▶ **Given task**
Print all entries word for word.

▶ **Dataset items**
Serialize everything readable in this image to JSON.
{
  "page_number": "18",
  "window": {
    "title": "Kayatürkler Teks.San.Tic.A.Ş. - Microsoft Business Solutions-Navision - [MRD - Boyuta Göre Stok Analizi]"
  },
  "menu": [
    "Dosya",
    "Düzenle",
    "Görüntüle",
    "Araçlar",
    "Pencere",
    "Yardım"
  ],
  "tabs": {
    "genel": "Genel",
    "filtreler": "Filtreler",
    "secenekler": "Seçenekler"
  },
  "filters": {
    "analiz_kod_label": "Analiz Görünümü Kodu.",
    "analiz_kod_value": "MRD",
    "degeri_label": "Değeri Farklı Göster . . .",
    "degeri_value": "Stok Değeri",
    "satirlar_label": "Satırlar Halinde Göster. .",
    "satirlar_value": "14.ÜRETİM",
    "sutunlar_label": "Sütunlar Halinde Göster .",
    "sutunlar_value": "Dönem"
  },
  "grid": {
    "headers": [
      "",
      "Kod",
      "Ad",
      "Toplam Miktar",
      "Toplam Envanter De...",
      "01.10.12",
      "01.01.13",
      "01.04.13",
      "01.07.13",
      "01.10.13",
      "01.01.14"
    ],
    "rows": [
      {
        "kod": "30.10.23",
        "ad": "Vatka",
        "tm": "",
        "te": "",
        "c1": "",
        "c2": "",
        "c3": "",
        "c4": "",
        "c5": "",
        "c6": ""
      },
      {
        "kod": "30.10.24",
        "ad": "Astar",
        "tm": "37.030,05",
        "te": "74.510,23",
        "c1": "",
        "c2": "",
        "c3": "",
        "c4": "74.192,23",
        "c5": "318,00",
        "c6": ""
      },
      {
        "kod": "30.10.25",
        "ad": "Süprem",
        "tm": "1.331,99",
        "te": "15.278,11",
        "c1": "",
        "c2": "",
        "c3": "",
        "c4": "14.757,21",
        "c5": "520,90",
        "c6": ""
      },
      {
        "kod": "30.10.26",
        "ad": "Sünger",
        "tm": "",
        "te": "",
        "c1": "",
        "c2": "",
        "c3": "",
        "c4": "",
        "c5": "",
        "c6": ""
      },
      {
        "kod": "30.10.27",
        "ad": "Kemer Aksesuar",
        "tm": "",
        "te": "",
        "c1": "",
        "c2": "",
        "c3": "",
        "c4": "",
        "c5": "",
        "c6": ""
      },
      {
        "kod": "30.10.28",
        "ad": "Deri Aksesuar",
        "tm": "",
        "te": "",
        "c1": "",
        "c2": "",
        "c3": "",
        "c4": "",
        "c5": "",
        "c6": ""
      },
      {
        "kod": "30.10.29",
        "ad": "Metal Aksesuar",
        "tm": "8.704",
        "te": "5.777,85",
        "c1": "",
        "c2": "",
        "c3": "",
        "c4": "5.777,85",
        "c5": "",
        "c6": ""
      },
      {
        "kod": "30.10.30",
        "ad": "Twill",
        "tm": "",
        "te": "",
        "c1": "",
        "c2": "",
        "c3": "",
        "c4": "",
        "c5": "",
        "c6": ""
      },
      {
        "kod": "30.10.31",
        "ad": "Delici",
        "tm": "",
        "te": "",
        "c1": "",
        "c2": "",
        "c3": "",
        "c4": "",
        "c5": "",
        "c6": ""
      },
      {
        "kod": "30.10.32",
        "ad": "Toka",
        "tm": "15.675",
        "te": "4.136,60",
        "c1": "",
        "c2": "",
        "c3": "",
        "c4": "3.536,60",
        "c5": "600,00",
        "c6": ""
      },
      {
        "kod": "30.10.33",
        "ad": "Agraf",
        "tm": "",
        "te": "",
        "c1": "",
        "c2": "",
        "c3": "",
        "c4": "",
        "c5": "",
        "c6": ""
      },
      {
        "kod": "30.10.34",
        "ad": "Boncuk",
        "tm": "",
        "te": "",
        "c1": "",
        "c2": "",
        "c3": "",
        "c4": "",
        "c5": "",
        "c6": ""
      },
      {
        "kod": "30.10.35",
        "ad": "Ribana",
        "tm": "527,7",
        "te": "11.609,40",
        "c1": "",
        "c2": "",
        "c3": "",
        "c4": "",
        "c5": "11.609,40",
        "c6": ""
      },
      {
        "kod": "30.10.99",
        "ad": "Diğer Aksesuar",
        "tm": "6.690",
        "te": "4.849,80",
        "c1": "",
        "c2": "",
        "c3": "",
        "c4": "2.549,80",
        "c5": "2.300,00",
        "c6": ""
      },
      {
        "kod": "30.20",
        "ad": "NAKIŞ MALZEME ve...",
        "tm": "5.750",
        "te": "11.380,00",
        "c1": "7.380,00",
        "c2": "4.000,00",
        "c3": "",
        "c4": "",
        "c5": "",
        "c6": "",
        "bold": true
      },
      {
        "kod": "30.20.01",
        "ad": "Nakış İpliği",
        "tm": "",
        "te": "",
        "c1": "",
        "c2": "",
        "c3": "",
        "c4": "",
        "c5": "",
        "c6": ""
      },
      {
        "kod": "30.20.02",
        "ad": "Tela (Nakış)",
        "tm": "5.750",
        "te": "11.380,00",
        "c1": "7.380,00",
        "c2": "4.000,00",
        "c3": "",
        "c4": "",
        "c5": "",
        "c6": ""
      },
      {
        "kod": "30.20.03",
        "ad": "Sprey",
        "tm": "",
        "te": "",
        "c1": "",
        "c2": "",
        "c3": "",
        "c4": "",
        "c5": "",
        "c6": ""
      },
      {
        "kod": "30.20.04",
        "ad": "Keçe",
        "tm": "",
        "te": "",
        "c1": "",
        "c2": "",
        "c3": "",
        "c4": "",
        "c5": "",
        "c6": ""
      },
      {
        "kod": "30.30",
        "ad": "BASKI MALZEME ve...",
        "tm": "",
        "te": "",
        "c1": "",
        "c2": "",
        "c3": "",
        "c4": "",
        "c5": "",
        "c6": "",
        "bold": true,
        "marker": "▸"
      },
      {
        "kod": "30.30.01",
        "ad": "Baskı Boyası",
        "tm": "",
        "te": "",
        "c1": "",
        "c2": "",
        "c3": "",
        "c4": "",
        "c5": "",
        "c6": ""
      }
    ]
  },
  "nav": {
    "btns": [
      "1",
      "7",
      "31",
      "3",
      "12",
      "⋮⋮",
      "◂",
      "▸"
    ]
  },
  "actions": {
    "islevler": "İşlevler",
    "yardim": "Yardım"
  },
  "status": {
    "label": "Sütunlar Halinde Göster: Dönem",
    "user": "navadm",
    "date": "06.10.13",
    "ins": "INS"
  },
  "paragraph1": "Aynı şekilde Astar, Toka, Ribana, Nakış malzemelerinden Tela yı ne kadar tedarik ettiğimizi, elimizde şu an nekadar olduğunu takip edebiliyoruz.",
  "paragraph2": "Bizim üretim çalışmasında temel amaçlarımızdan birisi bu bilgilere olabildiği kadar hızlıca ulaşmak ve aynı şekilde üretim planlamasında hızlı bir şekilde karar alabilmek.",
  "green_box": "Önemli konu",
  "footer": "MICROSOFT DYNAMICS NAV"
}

▶ **Response to the task**
Serialize everything readable in this image to JSON.
{
  "page_number": "18",
  "window": {
    "title": "Kayatürkler Teks.San.Tic.A.Ş. - Microsoft Business Solutions-Navision - [MRD - Boyuta Göre Stok Analizi]"
  },
  "menu": [
    "Dosya",
    "Düzenle",
    "Görüntüle",
    "Araçlar",
    "Pencere",
    "Yardım"
  ],
  "tabs": {
    "genel": "Genel",
    "filtreler": "Filtreler",
    "secenekler": "Seçenekler"
  },
  "filters": {
    "analiz_kod_label": "Analiz Görünümü Kodu.",
    "analiz_kod_value": "MRD",
    "degeri_label": "Değeri Farklı Göster . . .",
    "degeri_value": "Stok Değeri",
    "satirlar_label": "Satırlar Halinde Göster. .",
    "satirlar_value": "14.ÜRETİM",
    "sutunlar_label": "Sütunlar Halinde Göster .",
    "sutunlar_value": "Dönem"
  },
  "grid": {
    "headers": [
      "",
      "Kod",
      "Ad",
      "Toplam Miktar",
      "Toplam Envanter De...",
      "01.10.12",
      "01.01.13",
      "01.04.13",
      "01.07.13",
      "01.10.13",
      "01.01.14"
    ],
    "rows": [
      {
        "kod": "30.10.23",
        "ad": "Vatka",
        "tm": "",
        "te": "",
        "c1": "",
        "c2": "",
        "c3": "",
        "c4": "",
        "c5": "",
        "c6": ""
      },
      {
        "kod": "30.10.24",
        "ad": "Astar",
        "tm": "37.030,05",
        "te": "74.510,23",
        "c1": "",
        "c2": "",
        "c3": "",
        "c4": "74.192,23",
        "c5": "318,00",
        "c6": ""
      },
      {
        "kod": "30.10.25",
        "ad": "Süprem",
        "tm": "1.331,99",
        "te": "15.278,11",
        "c1": "",
        "c2": "",
        "c3": "",
        "c4": "14.757,21",
        "c5": "520,90",
        "c6": ""
      },
      {
        "kod": "30.10.26",
        "ad": "Sünger",
        "tm": "",
        "te": "",
        "c1": "",
        "c2": "",
        "c3": "",
        "c4": "",
        "c5": "",
        "c6": ""
      },
      {
        "kod": "30.10.27",
        "ad": "Kemer Aksesuar",
        "tm": "",
        "te": "",
        "c1": "",
        "c2": "",
        "c3": "",
        "c4": "",
        "c5": "",
        "c6": ""
      },
      {
        "kod": "30.10.28",
        "ad": "Deri Aksesuar",
        "tm": "",
        "te": "",
        "c1": "",
        "c2": "",
        "c3": "",
        "c4": "",
        "c5": "",
        "c6": ""
      },
      {
        "kod": "30.10.29",
        "ad": "Metal Aksesuar",
        "tm": "8.704",
        "te": "5.777,85",
        "c1": "",
        "c2": "",
        "c3": "",
        "c4": "5.777,85",
        "c5": "",
        "c6": ""
      },
      {
        "kod": "30.10.30",
        "ad": "Twill",
        "tm": "",
        "te": "",
        "c1": "",
        "c2": "",
        "c3": "",
        "c4": "",
        "c5": "",
        "c6": ""
      },
      {
        "kod": "30.10.31",
        "ad": "Delici",
        "tm": "",
        "te": "",
        "c1": "",
        "c2": "",
        "c3": "",
        "c4": "",
        "c5": "",
        "c6": ""
      },
      {
        "kod": "30.10.32",
        "ad": "Toka",
        "tm": "15.675",
        "te": "4.136,60",
        "c1": "",
        "c2": "",
        "c3": "",
        "c4": "3.536,60",
        "c5": "600,00",
        "c6": ""
      },
      {
        "kod": "30.10.33",
        "ad": "Agraf",
        "tm": "",
        "te": "",
        "c1": "",
        "c2": "",
        "c3": "",
        "c4": "",
        "c5": "",
        "c6": ""
      },
      {
        "kod": "30.10.34",
        "ad": "Boncuk",
        "tm": "",
        "te": "",
        "c1": "",
        "c2": "",
        "c3": "",
        "c4": "",
        "c5": "",
        "c6": ""
      },
      {
        "kod": "30.10.35",
        "ad": "Ribana",
        "tm": "527,7",
        "te": "11.609,40",
        "c1": "",
        "c2": "",
        "c3": "",
        "c4": "",
        "c5": "11.609,40",
        "c6": ""
      },
      {
        "kod": "30.10.99",
        "ad": "Diğer Aksesuar",
        "tm": "6.690",
        "te": "4.849,80",
        "c1": "",
        "c2": "",
        "c3": "",
        "c4": "2.549,80",
        "c5": "2.300,00",
        "c6": ""
      },
      {
        "kod": "30.20",
        "ad": "NAKIŞ MALZEME ve...",
        "tm": "5.750",
        "te": "11.380,00",
        "c1": "7.380,00",
        "c2": "4.000,00",
        "c3": "",
        "c4": "",
        "c5": "",
        "c6": "",
        "bold": true
      },
      {
        "kod": "30.20.01",
        "ad": "Nakış İpliği",
        "tm": "",
        "te": "",
        "c1": "",
        "c2": "",
        "c3": "",
        "c4": "",
        "c5": "",
        "c6": ""
      },
      {
        "kod": "30.20.02",
        "ad": "Tela (Nakış)",
        "tm": "5.750",
        "te": "11.380,00",
        "c1": "7.380,00",
        "c2": "4.000,00",
        "c3": "",
        "c4": "",
        "c5": "",
        "c6": ""
      },
      {
        "kod": "30.20.03",
        "ad": "Sprey",
        "tm": "",
        "te": "",
        "c1": "",
        "c2": "",
        "c3": "",
        "c4": "",
        "c5": "",
        "c6": ""
      },
      {
        "kod": "30.20.04",
        "ad": "Keçe",
        "tm": "",
        "te": "",
        "c1": "",
        "c2": "",
        "c3": "",
        "c4": "",
        "c5": "",
        "c6": ""
      },
      {
        "kod": "30.30",
        "ad": "BASKI MALZEME ve...",
        "tm": "",
        "te": "",
        "c1": "",
        "c2": "",
        "c3": "",
        "c4": "",
        "c5": "",
        "c6": "",
        "bold": true,
        "marker": "▸"
      },
      {
        "kod": "30.30.01",
        "ad": "Baskı Boyası",
        "tm": "",
        "te": "",
        "c1": "",
        "c2": "",
        "c3": "",
        "c4": "",
        "c5": "",
        "c6": ""
      }
    ]
  },
  "nav": {
    "btns": [
      "1",
      "7",
      "31",
      "3",
      "12",
      "⋮⋮",
      "◂",
      "▸"
    ]
  },
  "actions": {
    "islevler": "İşlevler",
    "yardim": "Yardım"
  },
  "status": {
    "label": "Sütunlar Halinde Göster: Dönem",
    "user": "navadm",
    "date": "06.10.13",
    "ins": "INS"
  },
  "paragraph1": "Aynı şekilde Astar, Toka, Ribana, Nakış malzemelerinden Tela yı ne kadar tedarik ettiğimizi, elimizde şu an nekadar olduğunu takip edebiliyoruz.",
  "paragraph2": "Bizim üretim çalışmasında temel amaçlarımızdan birisi bu bilgilere olabildiği kadar hızlıca ulaşmak ve aynı şekilde üretim planlamasında hızlı bir şekilde karar alabilmek.",
  "green_box": "Önemli konu",
  "footer": "MICROSOFT DYNAMICS NAV"
}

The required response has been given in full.